AIM :: Retype the rows below with no changes.

Element box annotations:
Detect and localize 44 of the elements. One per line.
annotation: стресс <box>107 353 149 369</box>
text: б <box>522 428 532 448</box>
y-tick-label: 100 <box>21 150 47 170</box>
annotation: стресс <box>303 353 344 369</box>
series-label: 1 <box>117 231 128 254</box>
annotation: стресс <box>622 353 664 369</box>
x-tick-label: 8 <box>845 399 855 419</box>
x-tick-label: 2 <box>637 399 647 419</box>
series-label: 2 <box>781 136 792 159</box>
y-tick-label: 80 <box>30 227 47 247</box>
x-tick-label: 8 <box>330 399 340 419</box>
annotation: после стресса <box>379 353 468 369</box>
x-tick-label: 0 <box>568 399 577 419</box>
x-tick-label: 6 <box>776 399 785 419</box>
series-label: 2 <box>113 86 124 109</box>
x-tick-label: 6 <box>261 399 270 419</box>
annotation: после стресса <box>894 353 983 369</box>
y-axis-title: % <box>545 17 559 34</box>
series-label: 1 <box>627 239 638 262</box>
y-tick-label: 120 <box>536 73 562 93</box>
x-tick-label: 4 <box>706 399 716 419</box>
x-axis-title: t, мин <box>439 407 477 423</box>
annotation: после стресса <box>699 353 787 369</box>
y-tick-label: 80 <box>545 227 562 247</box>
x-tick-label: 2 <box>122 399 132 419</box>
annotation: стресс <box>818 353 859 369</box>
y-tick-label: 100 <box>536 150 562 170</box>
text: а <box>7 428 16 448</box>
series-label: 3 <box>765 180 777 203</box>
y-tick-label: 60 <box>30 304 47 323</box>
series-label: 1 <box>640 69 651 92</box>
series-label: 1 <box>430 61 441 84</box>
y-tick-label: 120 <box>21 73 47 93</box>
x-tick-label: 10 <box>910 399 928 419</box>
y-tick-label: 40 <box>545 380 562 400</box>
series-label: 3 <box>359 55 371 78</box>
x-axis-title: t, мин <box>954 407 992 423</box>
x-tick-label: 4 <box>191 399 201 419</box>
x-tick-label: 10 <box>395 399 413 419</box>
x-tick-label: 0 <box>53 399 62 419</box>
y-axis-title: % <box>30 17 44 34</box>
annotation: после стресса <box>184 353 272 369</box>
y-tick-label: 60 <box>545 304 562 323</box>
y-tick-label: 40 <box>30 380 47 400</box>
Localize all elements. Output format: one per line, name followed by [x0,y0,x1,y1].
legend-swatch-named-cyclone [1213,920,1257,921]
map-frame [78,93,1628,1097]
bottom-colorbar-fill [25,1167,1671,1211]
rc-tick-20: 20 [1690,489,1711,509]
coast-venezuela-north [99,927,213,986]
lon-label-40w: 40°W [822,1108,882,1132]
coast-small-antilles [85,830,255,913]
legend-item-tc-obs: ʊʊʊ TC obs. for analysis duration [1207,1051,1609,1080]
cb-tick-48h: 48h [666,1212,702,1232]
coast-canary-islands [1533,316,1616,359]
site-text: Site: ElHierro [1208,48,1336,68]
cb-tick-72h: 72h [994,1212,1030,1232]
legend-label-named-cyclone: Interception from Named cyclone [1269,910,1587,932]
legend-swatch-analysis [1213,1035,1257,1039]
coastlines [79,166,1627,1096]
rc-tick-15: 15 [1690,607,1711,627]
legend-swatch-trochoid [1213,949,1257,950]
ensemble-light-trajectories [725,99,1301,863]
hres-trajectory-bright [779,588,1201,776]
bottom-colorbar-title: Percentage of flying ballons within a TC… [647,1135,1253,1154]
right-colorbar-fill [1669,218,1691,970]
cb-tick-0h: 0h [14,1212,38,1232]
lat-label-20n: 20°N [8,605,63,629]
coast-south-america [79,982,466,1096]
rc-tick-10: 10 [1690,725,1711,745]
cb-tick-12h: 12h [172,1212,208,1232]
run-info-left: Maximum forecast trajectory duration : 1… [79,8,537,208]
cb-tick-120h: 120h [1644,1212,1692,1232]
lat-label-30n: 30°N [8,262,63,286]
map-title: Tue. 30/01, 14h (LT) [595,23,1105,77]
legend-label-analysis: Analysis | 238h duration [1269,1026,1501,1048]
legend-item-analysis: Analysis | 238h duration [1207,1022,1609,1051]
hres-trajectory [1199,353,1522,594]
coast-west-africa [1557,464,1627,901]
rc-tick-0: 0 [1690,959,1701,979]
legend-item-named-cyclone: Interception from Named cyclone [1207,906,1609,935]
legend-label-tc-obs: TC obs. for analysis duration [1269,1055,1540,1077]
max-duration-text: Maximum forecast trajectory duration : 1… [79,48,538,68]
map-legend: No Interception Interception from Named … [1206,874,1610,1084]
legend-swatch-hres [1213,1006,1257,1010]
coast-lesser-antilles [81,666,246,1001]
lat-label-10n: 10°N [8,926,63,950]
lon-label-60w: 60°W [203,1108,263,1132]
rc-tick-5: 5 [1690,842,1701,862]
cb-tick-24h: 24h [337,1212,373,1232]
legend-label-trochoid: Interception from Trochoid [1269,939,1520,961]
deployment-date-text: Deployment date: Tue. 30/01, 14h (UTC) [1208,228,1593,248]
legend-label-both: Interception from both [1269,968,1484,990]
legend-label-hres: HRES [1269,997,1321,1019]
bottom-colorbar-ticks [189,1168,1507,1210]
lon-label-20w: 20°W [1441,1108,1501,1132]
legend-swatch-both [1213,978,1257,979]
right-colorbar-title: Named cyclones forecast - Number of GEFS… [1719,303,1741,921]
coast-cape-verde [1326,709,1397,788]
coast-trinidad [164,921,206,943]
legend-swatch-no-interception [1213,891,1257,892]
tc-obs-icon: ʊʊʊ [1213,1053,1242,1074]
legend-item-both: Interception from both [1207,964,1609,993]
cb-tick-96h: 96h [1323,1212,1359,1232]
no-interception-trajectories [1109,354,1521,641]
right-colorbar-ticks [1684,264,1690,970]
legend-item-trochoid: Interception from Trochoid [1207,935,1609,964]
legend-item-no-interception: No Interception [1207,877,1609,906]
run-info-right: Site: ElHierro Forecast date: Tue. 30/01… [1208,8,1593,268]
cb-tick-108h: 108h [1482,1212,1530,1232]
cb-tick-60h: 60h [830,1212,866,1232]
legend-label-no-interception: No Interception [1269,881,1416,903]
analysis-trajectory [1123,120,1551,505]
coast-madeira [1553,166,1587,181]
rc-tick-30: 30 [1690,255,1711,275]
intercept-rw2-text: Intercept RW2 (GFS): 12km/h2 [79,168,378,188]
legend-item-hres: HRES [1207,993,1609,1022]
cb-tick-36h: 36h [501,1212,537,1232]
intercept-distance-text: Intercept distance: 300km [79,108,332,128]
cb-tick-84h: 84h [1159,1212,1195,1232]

EXERCISE RESULT ::
Detect and localize 44 of the elements. One per line.
annotation: стресс <box>107 353 149 369</box>
text: б <box>522 428 532 448</box>
y-tick-label: 100 <box>21 150 47 170</box>
annotation: стресс <box>303 353 344 369</box>
series-label: 1 <box>117 231 128 254</box>
annotation: стресс <box>622 353 664 369</box>
x-tick-label: 8 <box>845 399 855 419</box>
x-tick-label: 2 <box>637 399 647 419</box>
series-label: 2 <box>781 136 792 159</box>
y-tick-label: 80 <box>30 227 47 247</box>
x-tick-label: 8 <box>330 399 340 419</box>
annotation: после стресса <box>379 353 468 369</box>
x-tick-label: 0 <box>568 399 577 419</box>
x-tick-label: 6 <box>776 399 785 419</box>
series-label: 2 <box>113 86 124 109</box>
x-tick-label: 6 <box>261 399 270 419</box>
annotation: после стресса <box>894 353 983 369</box>
y-axis-title: % <box>545 17 559 34</box>
series-label: 1 <box>627 239 638 262</box>
y-tick-label: 120 <box>536 73 562 93</box>
x-tick-label: 4 <box>706 399 716 419</box>
x-axis-title: t, мин <box>439 407 477 423</box>
annotation: после стресса <box>699 353 787 369</box>
y-tick-label: 80 <box>545 227 562 247</box>
x-tick-label: 2 <box>122 399 132 419</box>
annotation: стресс <box>818 353 859 369</box>
y-tick-label: 100 <box>536 150 562 170</box>
text: а <box>7 428 16 448</box>
series-label: 3 <box>765 180 777 203</box>
y-tick-label: 60 <box>30 304 47 323</box>
series-label: 1 <box>640 69 651 92</box>
series-label: 1 <box>430 61 441 84</box>
y-tick-label: 120 <box>21 73 47 93</box>
x-tick-label: 10 <box>910 399 928 419</box>
y-tick-label: 40 <box>545 380 562 400</box>
series-label: 3 <box>359 55 371 78</box>
x-axis-title: t, мин <box>954 407 992 423</box>
x-tick-label: 4 <box>191 399 201 419</box>
x-tick-label: 10 <box>395 399 413 419</box>
x-tick-label: 0 <box>53 399 62 419</box>
y-axis-title: % <box>30 17 44 34</box>
annotation: после стресса <box>184 353 272 369</box>
y-tick-label: 60 <box>545 304 562 323</box>
y-tick-label: 40 <box>30 380 47 400</box>
Localize all elements. Output format: one per line, name followed by [x0,y0,x1,y1].
legend-swatch-named-cyclone [1213,920,1257,921]
map-frame [78,93,1628,1097]
bottom-colorbar-fill [25,1167,1671,1211]
rc-tick-20: 20 [1690,489,1711,509]
coast-venezuela-north [99,927,213,986]
lon-label-40w: 40°W [822,1108,882,1132]
coast-small-antilles [85,830,255,913]
legend-item-tc-obs: ʊʊʊ TC obs. for analysis duration [1207,1051,1609,1080]
cb-tick-48h: 48h [666,1212,702,1232]
coast-canary-islands [1533,316,1616,359]
site-text: Site: ElHierro [1208,48,1336,68]
cb-tick-72h: 72h [994,1212,1030,1232]
legend-label-named-cyclone: Interception from Named cyclone [1269,910,1587,932]
legend-swatch-analysis [1213,1035,1257,1039]
coastlines [79,166,1627,1096]
rc-tick-15: 15 [1690,607,1711,627]
legend-swatch-trochoid [1213,949,1257,950]
ensemble-light-trajectories [725,99,1301,863]
hres-trajectory-bright [779,588,1201,776]
bottom-colorbar-title: Percentage of flying ballons within a TC… [647,1135,1253,1154]
right-colorbar-fill [1669,218,1691,970]
cb-tick-0h: 0h [14,1212,38,1232]
lat-label-20n: 20°N [8,605,63,629]
coast-south-america [79,982,466,1096]
rc-tick-10: 10 [1690,725,1711,745]
cb-tick-12h: 12h [172,1212,208,1232]
run-info-left: Maximum forecast trajectory duration : 1… [79,8,537,208]
cb-tick-120h: 120h [1644,1212,1692,1232]
lat-label-30n: 30°N [8,262,63,286]
map-title: Tue. 30/01, 14h (LT) [595,23,1105,77]
legend-label-analysis: Analysis | 238h duration [1269,1026,1501,1048]
legend-item-analysis: Analysis | 238h duration [1207,1022,1609,1051]
hres-trajectory [1199,353,1522,594]
coast-west-africa [1557,464,1627,901]
rc-tick-0: 0 [1690,959,1701,979]
legend-item-named-cyclone: Interception from Named cyclone [1207,906,1609,935]
legend-label-tc-obs: TC obs. for analysis duration [1269,1055,1540,1077]
max-duration-text: Maximum forecast trajectory duration : 1… [79,48,538,68]
map-legend: No Interception Interception from Named … [1206,874,1610,1084]
legend-swatch-hres [1213,1006,1257,1010]
coast-lesser-antilles [81,666,246,1001]
lat-label-10n: 10°N [8,926,63,950]
lon-label-60w: 60°W [203,1108,263,1132]
rc-tick-5: 5 [1690,842,1701,862]
cb-tick-24h: 24h [337,1212,373,1232]
legend-label-trochoid: Interception from Trochoid [1269,939,1520,961]
deployment-date-text: Deployment date: Tue. 30/01, 14h (UTC) [1208,228,1593,248]
legend-label-both: Interception from both [1269,968,1484,990]
legend-label-hres: HRES [1269,997,1321,1019]
bottom-colorbar-ticks [189,1168,1507,1210]
lon-label-20w: 20°W [1441,1108,1501,1132]
legend-swatch-both [1213,978,1257,979]
right-colorbar-title: Named cyclones forecast - Number of GEFS… [1719,303,1741,921]
coast-cape-verde [1326,709,1397,788]
coast-trinidad [164,921,206,943]
legend-swatch-no-interception [1213,891,1257,892]
tc-obs-icon: ʊʊʊ [1213,1053,1242,1074]
legend-item-both: Interception from both [1207,964,1609,993]
cb-tick-96h: 96h [1323,1212,1359,1232]
no-interception-trajectories [1109,354,1521,641]
right-colorbar-ticks [1684,264,1690,970]
legend-item-trochoid: Interception from Trochoid [1207,935,1609,964]
legend-item-no-interception: No Interception [1207,877,1609,906]
run-info-right: Site: ElHierro Forecast date: Tue. 30/01… [1208,8,1593,268]
cb-tick-108h: 108h [1482,1212,1530,1232]
cb-tick-60h: 60h [830,1212,866,1232]
legend-label-no-interception: No Interception [1269,881,1416,903]
analysis-trajectory [1123,120,1551,505]
coast-madeira [1553,166,1587,181]
rc-tick-30: 30 [1690,255,1711,275]
intercept-rw2-text: Intercept RW2 (GFS): 12km/h2 [79,168,378,188]
legend-item-hres: HRES [1207,993,1609,1022]
cb-tick-36h: 36h [501,1212,537,1232]
intercept-distance-text: Intercept distance: 300km [79,108,332,128]
cb-tick-84h: 84h [1159,1212,1195,1232]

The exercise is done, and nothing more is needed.